◆ **Problem**:
Copy out all lines with the word "false" in them.

____ Materials provided

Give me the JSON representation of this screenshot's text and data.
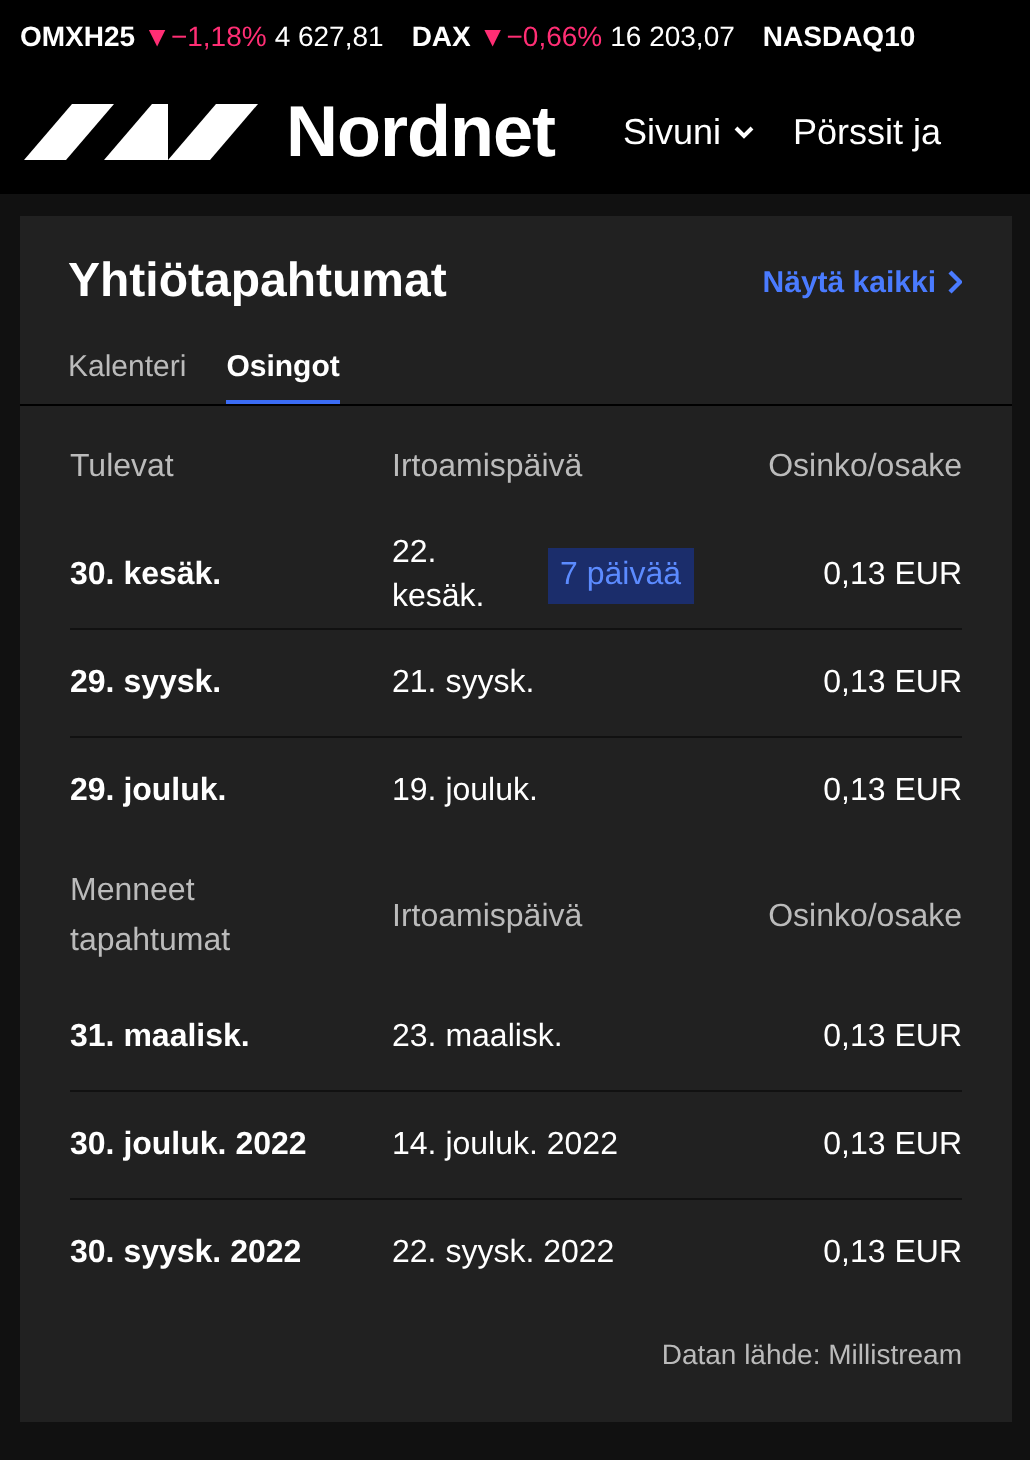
{
  "ticker": [
    {
      "name": "OMXH25",
      "arrow": "▼",
      "change": "−1,18%",
      "value": "4 627,81"
    },
    {
      "name": "DAX",
      "arrow": "▼",
      "change": "−0,66%",
      "value": "16 203,07"
    },
    {
      "name": "NASDAQ10"
    }
  ],
  "nav": {
    "brand": "Nordnet",
    "items": [
      {
        "label": "Sivuni",
        "dropdown": true
      },
      {
        "label": "Pörssit ja",
        "dropdown": false
      }
    ]
  },
  "card": {
    "title": "Yhtiötapahtumat",
    "link": "Näytä kaikki",
    "tabs": [
      {
        "label": "Kalenteri",
        "selected": false
      },
      {
        "label": "Osingot",
        "selected": true
      }
    ],
    "sections": [
      {
        "columns": [
          "Tulevat",
          "Irtoamispäivä",
          "Osinko/osake"
        ],
        "rows": [
          {
            "date": "30. kesäk.",
            "ex_date": "22. kesäk.",
            "badge": "7 päivää",
            "amount": "0,13 EUR"
          },
          {
            "date": "29. syysk.",
            "ex_date": "21. syysk.",
            "amount": "0,13 EUR"
          },
          {
            "date": "29. jouluk.",
            "ex_date": "19. jouluk.",
            "amount": "0,13 EUR"
          }
        ]
      },
      {
        "columns": [
          "Menneet tapahtumat",
          "Irtoamispäivä",
          "Osinko/osake"
        ],
        "rows": [
          {
            "date": "31. maalisk.",
            "ex_date": "23. maalisk.",
            "amount": "0,13 EUR"
          },
          {
            "date": "30. jouluk. 2022",
            "ex_date": "14. jouluk. 2022",
            "amount": "0,13 EUR"
          },
          {
            "date": "30. syysk. 2022",
            "ex_date": "22. syysk. 2022",
            "amount": "0,13 EUR"
          }
        ]
      }
    ],
    "source": "Datan lähde: Millistream"
  }
}
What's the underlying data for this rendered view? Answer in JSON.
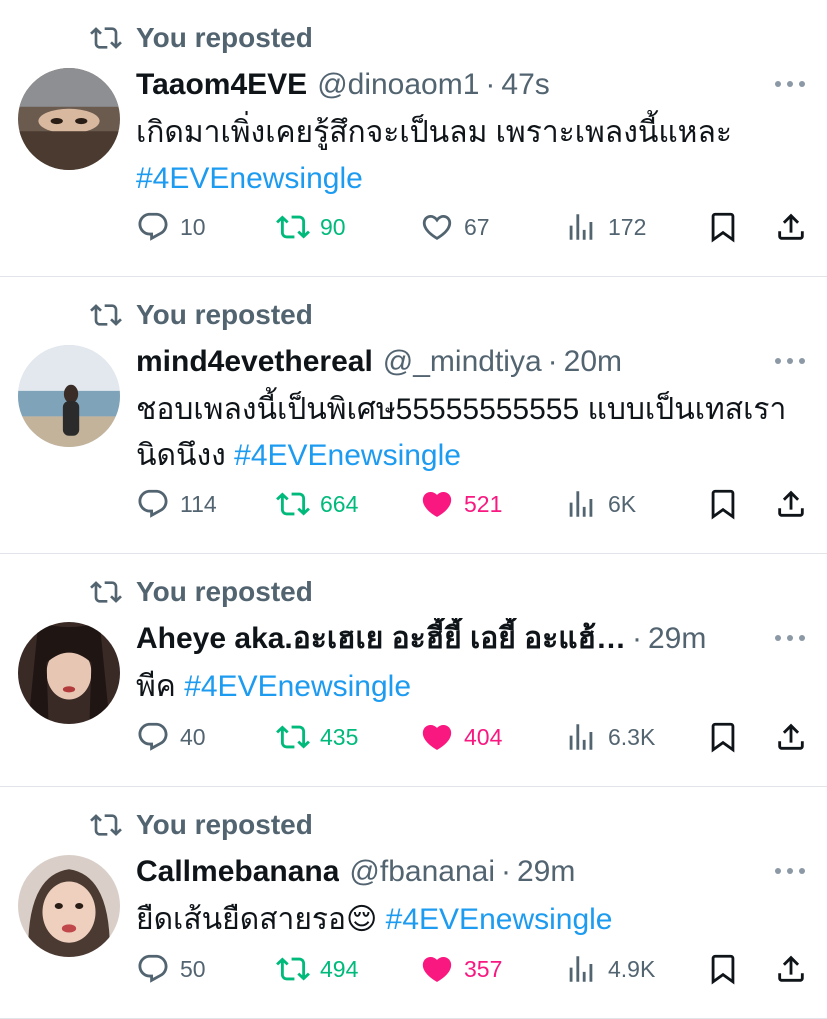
{
  "tweets": [
    {
      "repost_label": "You reposted",
      "name": "Taaom4EVE",
      "handle": "@dinoaom1",
      "time": "47s",
      "text": "เกิดมาเพิ่งเคยรู้สึกจะเป็นลม เพราะเพลงนี้แหละ ",
      "hashtag": "#4EVEnewsingle",
      "replies": "10",
      "reposts": "90",
      "likes": "67",
      "views": "172",
      "liked": false
    },
    {
      "repost_label": "You reposted",
      "name": "mind4evethereal",
      "handle": "@_mindtiya",
      "time": "20m",
      "text": "ชอบเพลงนี้เป็นพิเศษ55555555555 แบบเป็นเทสเรานิดนึงง ",
      "hashtag": "#4EVEnewsingle",
      "replies": "114",
      "reposts": "664",
      "likes": "521",
      "views": "6K",
      "liked": true
    },
    {
      "repost_label": "You reposted",
      "name": "Aheye aka.อะเฮเย อะฮี้ยี้ เอยี้ อะแฮ้…",
      "handle": "",
      "time": "29m",
      "text": "พีค ",
      "hashtag": "#4EVEnewsingle",
      "replies": "40",
      "reposts": "435",
      "likes": "404",
      "views": "6.3K",
      "liked": true
    },
    {
      "repost_label": "You reposted",
      "name": "Callmebanana",
      "handle": "@fbananai",
      "time": "29m",
      "text": "ยืดเส้นยืดสายรอ😌 ",
      "hashtag": "#4EVEnewsingle",
      "replies": "50",
      "reposts": "494",
      "likes": "357",
      "views": "4.9K",
      "liked": true
    }
  ],
  "colors": {
    "text": "#0f1419",
    "muted": "#536471",
    "link": "#1d9bf0",
    "repost_green": "#00ba7c",
    "like_pink": "#f91880",
    "divider": "#e1e4e8"
  },
  "icons": [
    "repost-icon",
    "reply-icon",
    "like-icon",
    "views-icon",
    "bookmark-icon",
    "share-icon",
    "more-icon"
  ]
}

________

◆ **Worked solution**:
        "dropdown": false
        "selected": false
      "liked": false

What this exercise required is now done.